Saved entries
------------------------------------
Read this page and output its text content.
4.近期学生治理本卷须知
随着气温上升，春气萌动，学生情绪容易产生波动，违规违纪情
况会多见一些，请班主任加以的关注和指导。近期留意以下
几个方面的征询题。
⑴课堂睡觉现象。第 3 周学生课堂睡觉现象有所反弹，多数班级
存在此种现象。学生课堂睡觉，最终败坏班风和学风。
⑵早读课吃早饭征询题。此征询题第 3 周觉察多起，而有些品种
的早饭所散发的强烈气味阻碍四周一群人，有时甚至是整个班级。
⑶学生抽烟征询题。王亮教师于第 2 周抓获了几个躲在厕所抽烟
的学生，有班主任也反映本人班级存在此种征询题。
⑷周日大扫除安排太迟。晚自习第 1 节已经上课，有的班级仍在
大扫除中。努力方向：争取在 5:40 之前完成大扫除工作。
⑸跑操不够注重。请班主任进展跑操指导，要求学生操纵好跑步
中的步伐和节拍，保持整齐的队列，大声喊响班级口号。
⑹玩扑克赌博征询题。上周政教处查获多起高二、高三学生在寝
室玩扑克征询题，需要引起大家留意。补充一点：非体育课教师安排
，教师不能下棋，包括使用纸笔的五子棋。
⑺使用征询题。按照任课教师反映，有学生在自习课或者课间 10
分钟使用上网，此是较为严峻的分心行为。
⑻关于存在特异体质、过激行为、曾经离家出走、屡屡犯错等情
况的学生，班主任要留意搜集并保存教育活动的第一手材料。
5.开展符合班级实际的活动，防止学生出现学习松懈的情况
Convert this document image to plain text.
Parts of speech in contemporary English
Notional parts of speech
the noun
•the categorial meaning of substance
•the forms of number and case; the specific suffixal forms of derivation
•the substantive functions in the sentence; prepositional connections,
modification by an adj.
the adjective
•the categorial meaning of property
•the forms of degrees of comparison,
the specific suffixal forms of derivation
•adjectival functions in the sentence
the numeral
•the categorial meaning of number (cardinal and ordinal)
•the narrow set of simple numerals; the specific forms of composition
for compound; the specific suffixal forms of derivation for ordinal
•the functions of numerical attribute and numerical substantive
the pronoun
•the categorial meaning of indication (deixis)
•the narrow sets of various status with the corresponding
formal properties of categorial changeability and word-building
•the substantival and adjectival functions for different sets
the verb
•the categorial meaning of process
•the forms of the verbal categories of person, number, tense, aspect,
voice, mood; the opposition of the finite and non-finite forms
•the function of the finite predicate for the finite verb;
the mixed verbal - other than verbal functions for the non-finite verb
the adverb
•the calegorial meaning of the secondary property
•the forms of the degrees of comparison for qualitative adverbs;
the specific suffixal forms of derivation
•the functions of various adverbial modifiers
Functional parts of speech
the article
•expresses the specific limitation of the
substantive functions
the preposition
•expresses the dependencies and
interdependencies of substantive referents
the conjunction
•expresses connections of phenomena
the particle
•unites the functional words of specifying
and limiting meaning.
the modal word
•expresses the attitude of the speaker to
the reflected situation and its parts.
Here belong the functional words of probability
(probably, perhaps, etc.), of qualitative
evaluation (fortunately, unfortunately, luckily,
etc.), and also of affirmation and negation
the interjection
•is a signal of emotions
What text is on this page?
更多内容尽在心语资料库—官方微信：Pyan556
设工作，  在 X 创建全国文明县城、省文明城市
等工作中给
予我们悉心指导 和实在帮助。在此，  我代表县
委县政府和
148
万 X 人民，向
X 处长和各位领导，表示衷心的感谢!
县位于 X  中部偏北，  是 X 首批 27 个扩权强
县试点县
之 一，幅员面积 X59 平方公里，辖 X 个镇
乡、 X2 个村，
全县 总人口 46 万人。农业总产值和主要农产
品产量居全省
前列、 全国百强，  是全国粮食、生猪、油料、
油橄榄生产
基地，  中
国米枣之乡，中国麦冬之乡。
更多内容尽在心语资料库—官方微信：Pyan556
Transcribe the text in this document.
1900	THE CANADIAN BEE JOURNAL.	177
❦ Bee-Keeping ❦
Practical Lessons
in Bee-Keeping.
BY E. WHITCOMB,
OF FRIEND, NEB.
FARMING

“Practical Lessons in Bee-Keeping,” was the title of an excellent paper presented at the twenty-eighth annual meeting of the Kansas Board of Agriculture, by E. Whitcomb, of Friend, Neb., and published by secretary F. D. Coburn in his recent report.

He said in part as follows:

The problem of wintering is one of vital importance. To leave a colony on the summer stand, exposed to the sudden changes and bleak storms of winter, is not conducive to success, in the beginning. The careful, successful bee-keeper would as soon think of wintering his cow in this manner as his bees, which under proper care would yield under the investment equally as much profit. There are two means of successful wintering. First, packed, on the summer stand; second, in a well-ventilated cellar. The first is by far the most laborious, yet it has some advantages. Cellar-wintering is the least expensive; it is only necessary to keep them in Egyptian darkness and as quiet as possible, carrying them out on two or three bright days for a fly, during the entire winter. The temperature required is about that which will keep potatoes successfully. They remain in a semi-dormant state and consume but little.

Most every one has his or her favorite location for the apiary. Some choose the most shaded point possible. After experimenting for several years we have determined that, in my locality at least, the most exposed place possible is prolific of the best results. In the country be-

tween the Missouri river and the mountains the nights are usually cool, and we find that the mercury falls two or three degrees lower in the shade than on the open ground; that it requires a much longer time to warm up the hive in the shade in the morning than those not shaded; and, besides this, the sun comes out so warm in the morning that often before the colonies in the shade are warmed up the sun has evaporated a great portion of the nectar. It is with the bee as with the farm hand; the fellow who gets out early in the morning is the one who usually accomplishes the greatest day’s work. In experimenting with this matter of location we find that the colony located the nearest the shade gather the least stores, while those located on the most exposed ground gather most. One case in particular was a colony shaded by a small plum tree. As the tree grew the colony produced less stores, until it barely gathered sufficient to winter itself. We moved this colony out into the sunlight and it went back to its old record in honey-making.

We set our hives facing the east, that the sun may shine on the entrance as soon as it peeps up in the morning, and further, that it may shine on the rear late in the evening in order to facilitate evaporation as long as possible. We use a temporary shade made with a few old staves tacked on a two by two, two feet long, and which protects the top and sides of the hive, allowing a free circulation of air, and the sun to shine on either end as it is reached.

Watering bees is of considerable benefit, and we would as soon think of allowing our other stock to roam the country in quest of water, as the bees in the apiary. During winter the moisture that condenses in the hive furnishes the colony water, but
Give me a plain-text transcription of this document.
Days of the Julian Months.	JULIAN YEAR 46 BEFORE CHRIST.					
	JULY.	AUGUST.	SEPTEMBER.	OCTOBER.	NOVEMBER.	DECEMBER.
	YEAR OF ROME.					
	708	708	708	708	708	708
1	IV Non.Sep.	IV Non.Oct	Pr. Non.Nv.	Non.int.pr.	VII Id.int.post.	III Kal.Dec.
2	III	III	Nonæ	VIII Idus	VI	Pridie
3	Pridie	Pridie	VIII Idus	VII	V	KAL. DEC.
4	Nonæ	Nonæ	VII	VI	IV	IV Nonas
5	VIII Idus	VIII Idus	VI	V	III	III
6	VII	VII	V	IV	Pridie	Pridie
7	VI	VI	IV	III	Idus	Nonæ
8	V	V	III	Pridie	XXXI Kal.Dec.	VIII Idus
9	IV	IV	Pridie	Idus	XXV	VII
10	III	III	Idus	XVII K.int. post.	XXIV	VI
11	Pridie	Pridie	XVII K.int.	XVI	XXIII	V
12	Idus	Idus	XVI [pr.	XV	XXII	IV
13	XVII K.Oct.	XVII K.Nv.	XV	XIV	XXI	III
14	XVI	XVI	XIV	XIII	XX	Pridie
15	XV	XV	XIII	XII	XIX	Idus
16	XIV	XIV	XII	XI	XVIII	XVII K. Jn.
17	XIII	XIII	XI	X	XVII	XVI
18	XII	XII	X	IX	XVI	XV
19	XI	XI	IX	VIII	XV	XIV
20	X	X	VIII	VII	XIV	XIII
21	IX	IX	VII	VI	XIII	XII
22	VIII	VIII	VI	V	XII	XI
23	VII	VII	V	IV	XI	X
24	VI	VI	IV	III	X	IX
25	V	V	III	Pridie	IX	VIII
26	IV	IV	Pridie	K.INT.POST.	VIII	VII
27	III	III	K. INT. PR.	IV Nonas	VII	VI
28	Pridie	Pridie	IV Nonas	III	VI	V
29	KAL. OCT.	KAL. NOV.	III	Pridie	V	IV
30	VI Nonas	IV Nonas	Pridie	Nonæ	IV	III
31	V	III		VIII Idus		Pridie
------------------------------------
GIVEN EXERCISE
Look through the material above and work out how many of its lines contain "finite". State the number only.

EXERCISE OUTPUT
3